(Stored items)
----

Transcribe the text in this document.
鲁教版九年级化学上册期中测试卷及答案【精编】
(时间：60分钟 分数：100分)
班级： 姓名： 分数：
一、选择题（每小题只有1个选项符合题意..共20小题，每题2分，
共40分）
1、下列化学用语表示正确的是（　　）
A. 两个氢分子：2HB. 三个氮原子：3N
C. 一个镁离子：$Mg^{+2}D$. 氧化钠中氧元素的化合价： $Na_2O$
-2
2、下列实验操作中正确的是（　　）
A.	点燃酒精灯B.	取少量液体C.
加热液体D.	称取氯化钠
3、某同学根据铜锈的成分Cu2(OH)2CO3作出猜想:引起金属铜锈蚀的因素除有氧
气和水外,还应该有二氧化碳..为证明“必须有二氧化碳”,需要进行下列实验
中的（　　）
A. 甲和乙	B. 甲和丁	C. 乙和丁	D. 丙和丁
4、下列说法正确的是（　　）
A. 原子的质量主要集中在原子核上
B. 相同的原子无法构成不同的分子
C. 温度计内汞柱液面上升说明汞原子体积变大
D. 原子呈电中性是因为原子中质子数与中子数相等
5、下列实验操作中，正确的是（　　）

----

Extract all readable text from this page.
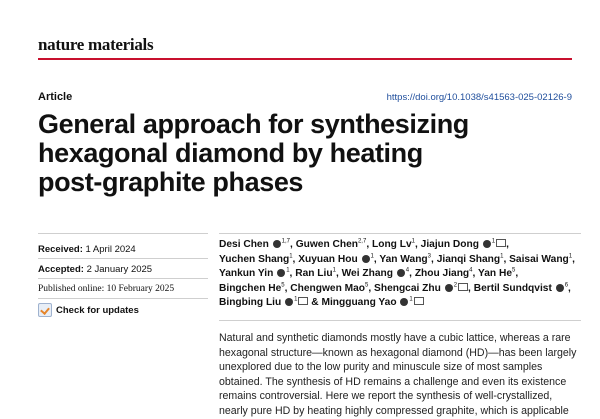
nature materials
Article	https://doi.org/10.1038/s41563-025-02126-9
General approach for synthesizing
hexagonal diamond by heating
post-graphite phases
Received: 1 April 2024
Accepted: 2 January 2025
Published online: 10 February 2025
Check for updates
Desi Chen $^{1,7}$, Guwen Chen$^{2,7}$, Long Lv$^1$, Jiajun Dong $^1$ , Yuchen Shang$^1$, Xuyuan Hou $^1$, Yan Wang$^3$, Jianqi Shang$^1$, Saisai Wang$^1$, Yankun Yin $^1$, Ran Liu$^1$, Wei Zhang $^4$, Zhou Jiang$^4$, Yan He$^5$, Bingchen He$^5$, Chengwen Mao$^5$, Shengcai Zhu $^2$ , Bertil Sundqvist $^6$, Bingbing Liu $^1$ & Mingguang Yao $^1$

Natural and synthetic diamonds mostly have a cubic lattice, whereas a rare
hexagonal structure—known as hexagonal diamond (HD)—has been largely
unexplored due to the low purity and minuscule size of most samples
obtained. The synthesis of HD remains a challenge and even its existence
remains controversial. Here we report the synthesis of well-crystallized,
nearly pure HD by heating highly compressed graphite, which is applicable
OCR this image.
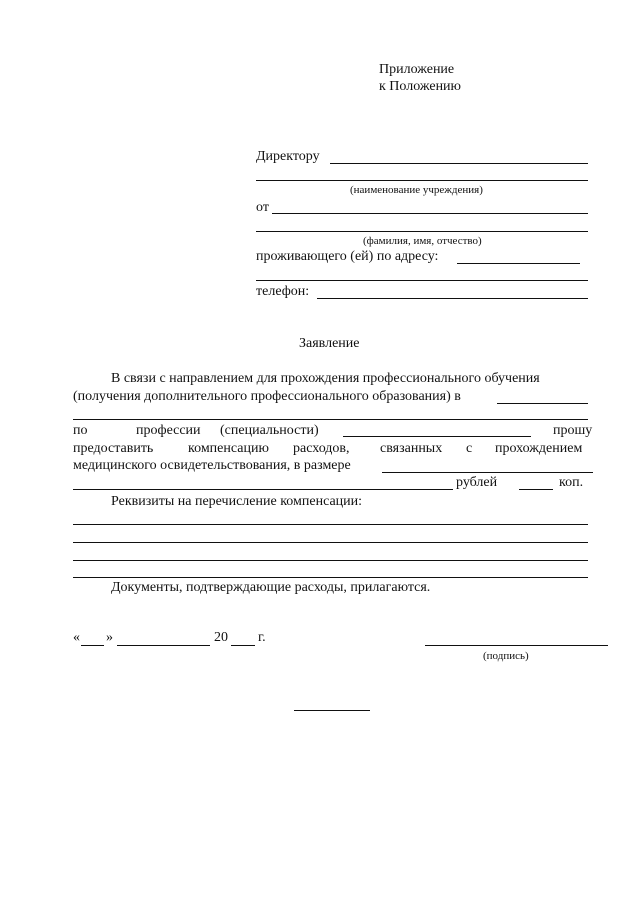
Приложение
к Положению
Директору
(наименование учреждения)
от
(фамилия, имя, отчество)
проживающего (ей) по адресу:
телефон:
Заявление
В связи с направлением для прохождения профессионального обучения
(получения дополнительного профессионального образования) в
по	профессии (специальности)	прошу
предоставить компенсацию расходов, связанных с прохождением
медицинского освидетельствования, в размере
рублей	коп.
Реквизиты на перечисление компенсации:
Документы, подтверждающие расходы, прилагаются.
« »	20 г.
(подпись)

----

- To be done
Select every line of the records holding the string "remains".

- Task result
obtained. The synthesis of HD remains a challenge and even its existence
remains controversial. Here we report the synthesis of well-crystallized,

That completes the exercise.